Written exercise
Copy, in full, each line of the material that holds the word "temps".

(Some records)
>> BEGIN

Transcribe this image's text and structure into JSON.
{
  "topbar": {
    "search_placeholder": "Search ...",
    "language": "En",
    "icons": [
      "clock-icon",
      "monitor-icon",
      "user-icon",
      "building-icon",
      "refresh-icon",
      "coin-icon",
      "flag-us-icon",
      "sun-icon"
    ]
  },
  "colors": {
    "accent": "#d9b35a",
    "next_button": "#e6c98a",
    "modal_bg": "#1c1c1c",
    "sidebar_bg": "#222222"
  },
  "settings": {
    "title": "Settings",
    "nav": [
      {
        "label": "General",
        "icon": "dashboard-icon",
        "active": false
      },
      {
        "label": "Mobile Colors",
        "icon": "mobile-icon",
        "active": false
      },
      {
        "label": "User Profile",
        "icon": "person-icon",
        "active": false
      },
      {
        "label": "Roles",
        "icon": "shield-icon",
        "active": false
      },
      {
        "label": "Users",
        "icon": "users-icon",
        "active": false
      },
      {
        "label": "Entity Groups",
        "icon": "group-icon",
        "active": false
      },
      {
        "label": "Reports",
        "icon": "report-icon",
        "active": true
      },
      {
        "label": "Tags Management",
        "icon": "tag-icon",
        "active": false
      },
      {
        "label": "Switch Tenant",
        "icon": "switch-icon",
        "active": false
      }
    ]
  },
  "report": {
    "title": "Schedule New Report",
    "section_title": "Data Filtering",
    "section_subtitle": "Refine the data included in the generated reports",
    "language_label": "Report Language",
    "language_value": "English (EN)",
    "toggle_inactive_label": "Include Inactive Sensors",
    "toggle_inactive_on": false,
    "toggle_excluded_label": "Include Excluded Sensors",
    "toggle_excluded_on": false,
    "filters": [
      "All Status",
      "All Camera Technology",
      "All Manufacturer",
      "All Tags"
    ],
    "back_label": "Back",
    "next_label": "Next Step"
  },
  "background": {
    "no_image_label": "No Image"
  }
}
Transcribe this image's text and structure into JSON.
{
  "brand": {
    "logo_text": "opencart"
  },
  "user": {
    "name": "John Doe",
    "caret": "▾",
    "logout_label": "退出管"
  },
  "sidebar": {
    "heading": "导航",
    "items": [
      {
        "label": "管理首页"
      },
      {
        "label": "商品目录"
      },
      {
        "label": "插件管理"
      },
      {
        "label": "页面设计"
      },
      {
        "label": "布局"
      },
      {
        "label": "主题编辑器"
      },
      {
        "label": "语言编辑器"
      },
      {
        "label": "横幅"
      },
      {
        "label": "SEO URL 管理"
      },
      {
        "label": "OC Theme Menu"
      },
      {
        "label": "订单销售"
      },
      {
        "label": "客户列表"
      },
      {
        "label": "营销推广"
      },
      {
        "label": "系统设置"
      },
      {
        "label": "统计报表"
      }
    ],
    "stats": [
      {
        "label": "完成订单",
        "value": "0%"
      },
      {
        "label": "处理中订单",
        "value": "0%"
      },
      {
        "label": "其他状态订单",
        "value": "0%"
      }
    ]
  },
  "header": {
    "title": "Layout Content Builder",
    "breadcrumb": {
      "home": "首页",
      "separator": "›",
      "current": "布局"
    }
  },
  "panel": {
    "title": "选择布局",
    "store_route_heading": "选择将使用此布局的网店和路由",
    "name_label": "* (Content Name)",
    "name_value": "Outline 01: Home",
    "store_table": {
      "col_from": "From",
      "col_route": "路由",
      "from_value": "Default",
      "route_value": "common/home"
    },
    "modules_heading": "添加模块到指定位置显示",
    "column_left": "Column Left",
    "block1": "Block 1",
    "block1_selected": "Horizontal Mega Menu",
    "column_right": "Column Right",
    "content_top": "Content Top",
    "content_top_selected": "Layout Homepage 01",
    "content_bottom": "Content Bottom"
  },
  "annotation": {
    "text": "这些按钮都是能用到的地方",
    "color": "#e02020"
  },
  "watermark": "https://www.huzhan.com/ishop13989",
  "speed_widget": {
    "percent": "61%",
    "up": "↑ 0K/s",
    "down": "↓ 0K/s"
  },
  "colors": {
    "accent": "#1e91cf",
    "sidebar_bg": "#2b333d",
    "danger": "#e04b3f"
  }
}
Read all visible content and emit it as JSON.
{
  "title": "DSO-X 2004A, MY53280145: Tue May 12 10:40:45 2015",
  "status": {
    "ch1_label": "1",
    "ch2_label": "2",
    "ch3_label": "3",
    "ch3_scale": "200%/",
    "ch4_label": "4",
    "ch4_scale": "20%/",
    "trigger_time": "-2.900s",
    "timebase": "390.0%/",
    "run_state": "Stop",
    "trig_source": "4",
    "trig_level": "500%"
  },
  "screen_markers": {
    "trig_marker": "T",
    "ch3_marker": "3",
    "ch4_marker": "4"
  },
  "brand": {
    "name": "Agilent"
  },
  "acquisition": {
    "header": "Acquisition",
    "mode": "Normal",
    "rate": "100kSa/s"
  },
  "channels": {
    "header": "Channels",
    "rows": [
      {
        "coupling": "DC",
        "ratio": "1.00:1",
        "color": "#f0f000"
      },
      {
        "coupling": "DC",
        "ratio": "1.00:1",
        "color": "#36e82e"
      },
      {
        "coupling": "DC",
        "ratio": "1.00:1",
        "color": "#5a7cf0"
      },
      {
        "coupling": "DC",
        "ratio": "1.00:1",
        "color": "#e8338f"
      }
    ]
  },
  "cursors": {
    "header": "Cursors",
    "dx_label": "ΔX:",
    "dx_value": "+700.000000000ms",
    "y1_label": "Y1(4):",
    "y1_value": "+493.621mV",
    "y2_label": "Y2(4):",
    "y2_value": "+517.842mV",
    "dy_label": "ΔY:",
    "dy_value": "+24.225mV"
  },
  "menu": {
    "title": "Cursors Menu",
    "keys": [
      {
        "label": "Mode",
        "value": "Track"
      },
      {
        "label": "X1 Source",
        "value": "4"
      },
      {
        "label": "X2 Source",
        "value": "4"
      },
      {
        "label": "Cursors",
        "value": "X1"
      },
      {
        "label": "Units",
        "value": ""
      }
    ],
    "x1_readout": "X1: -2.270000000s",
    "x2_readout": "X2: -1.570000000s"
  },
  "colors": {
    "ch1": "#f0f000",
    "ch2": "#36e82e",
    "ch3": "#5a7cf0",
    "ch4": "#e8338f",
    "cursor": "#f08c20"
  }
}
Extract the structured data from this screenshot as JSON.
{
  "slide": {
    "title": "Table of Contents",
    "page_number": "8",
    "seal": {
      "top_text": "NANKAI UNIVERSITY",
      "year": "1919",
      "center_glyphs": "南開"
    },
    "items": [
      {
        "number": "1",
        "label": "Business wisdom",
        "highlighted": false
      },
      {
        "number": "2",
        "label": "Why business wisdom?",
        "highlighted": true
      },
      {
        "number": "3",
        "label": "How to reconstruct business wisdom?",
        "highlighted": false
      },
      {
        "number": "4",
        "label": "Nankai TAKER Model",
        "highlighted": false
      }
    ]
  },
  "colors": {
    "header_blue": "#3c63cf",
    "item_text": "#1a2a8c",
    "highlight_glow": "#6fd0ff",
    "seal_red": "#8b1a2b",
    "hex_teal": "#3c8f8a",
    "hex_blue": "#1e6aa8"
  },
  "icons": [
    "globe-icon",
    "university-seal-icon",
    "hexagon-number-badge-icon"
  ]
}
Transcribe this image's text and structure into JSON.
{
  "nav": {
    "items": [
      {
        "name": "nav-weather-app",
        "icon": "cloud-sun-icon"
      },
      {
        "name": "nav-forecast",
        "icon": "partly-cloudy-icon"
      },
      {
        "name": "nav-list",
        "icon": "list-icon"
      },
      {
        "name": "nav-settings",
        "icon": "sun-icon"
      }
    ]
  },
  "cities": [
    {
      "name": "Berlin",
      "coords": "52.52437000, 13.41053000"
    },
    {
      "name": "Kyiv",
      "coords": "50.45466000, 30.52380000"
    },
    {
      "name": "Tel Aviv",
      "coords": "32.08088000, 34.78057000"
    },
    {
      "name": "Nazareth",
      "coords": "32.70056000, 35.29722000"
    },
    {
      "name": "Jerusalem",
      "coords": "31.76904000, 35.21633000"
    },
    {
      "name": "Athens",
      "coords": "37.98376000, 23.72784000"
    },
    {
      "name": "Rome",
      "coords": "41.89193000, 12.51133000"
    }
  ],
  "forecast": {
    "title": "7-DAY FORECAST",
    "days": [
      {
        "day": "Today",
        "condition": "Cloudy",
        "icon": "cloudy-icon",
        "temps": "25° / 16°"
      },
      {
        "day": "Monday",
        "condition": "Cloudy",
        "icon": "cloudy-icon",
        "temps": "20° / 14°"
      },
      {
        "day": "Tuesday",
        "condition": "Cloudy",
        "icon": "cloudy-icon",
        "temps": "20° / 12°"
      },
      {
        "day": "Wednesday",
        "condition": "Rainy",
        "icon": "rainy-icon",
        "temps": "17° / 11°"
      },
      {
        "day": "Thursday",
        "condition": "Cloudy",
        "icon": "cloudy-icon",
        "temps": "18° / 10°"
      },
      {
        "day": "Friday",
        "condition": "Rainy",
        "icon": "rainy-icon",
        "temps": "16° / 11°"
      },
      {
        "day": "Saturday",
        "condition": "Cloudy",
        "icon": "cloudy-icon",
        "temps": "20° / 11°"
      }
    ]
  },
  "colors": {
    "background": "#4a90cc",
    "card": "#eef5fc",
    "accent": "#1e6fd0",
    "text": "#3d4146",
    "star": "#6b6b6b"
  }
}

>> END

Task output
        "temps": "25° / 16°"
        "temps": "20° / 14°"
        "temps": "20° / 12°"
        "temps": "17° / 11°"
        "temps": "18° / 10°"
        "temps": "16° / 11°"
        "temps": "20° / 11°"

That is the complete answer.